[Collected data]
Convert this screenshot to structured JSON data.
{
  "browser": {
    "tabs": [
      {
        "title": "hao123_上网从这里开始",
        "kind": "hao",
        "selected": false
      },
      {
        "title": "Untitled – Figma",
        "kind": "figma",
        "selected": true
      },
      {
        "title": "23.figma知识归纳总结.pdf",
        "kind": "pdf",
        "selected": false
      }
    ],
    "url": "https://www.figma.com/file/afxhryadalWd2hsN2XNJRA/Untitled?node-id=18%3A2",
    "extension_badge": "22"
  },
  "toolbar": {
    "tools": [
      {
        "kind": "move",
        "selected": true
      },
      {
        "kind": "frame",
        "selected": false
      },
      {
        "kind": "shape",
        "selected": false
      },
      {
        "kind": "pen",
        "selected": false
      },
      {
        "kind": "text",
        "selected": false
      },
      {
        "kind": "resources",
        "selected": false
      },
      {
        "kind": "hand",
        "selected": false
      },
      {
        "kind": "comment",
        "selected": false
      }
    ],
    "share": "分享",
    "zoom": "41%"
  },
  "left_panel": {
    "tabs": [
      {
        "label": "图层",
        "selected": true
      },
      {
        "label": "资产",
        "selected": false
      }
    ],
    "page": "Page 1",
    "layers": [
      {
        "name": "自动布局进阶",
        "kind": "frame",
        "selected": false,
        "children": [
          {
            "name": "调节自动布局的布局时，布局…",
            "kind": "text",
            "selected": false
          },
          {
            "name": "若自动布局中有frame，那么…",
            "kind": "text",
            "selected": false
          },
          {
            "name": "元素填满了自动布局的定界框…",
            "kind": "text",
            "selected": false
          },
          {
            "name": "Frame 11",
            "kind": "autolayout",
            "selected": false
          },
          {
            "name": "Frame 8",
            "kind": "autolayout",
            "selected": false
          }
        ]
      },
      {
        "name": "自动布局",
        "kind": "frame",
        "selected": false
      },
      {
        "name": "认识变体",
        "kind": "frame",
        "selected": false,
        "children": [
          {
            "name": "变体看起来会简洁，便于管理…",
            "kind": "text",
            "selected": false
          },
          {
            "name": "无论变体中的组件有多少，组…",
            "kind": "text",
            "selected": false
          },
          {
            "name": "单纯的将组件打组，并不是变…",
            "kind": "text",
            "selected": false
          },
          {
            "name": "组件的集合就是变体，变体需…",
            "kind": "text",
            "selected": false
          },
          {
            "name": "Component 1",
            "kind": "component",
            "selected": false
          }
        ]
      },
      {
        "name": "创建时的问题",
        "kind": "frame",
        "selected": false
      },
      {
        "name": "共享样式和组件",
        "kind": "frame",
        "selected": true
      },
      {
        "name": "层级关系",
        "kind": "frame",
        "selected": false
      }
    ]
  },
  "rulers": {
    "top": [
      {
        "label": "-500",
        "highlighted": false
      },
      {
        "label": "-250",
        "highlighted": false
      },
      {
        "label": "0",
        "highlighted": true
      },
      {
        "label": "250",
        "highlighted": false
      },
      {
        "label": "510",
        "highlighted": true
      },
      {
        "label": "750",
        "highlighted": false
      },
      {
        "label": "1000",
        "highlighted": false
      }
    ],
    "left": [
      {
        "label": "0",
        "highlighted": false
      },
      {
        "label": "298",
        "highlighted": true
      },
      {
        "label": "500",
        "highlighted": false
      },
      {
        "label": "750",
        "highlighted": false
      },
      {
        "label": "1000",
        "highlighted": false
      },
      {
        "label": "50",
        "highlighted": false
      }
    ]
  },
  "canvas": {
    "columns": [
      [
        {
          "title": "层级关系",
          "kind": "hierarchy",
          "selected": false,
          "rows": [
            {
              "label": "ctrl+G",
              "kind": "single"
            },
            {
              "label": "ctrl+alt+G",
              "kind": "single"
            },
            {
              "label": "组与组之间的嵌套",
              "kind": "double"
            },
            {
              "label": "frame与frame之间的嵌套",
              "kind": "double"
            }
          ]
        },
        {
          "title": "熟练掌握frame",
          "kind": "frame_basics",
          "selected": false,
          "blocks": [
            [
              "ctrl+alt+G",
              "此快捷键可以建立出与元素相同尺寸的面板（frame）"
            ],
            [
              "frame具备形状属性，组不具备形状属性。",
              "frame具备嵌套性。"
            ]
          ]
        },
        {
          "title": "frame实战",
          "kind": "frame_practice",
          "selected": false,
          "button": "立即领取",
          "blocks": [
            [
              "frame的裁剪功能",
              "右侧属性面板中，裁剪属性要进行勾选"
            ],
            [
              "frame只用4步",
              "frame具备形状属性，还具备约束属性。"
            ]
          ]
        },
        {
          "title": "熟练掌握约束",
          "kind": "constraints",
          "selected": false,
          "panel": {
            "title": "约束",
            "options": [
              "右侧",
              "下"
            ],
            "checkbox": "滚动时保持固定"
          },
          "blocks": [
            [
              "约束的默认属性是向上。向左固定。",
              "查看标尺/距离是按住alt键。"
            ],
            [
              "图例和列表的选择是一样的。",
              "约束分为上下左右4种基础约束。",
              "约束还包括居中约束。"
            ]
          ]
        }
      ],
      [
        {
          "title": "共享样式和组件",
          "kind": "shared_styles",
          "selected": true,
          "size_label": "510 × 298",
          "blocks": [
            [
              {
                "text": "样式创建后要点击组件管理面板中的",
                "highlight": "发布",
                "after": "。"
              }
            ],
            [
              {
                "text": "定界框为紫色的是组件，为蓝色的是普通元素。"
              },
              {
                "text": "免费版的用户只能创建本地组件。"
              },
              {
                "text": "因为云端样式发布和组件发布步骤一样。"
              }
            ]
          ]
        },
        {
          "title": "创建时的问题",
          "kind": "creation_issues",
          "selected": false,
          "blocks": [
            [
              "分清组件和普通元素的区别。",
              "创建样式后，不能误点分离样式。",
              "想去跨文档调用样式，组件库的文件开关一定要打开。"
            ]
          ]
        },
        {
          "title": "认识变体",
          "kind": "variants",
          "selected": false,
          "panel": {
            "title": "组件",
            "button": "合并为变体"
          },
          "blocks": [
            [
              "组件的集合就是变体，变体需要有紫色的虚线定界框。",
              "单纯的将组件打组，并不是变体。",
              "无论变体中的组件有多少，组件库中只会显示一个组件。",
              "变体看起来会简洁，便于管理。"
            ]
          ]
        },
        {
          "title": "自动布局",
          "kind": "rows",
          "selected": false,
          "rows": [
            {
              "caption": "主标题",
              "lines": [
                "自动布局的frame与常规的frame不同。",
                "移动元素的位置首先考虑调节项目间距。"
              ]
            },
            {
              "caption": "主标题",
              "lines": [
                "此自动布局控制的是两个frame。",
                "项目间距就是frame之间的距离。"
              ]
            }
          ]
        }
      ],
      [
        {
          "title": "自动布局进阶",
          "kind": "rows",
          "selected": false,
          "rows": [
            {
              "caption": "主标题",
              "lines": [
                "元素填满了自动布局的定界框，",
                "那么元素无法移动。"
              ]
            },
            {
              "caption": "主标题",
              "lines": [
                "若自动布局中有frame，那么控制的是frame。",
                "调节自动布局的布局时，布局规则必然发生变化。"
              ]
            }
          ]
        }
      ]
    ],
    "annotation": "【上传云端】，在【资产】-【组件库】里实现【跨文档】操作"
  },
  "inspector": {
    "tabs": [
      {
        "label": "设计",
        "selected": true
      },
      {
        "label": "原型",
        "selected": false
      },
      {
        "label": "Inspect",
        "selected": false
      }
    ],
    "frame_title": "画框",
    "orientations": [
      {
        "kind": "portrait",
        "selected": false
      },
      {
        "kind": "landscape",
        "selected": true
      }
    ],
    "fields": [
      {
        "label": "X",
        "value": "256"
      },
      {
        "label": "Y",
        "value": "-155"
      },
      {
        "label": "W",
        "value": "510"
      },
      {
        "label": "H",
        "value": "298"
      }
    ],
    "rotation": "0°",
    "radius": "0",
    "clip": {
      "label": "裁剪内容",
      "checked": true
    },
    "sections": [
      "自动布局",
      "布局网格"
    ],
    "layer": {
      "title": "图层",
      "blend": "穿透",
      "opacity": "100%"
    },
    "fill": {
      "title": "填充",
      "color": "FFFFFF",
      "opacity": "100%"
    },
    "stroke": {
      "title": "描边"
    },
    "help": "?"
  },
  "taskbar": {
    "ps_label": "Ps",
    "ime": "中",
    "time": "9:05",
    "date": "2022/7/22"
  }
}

Written instruction | Which lines above contain the word "调节自动布局的布局时"? Copy each of them.

Task solution |
            "name": "调节自动布局的布局时，布局…",
                "调节自动布局的布局时，布局规则必然发生变化。"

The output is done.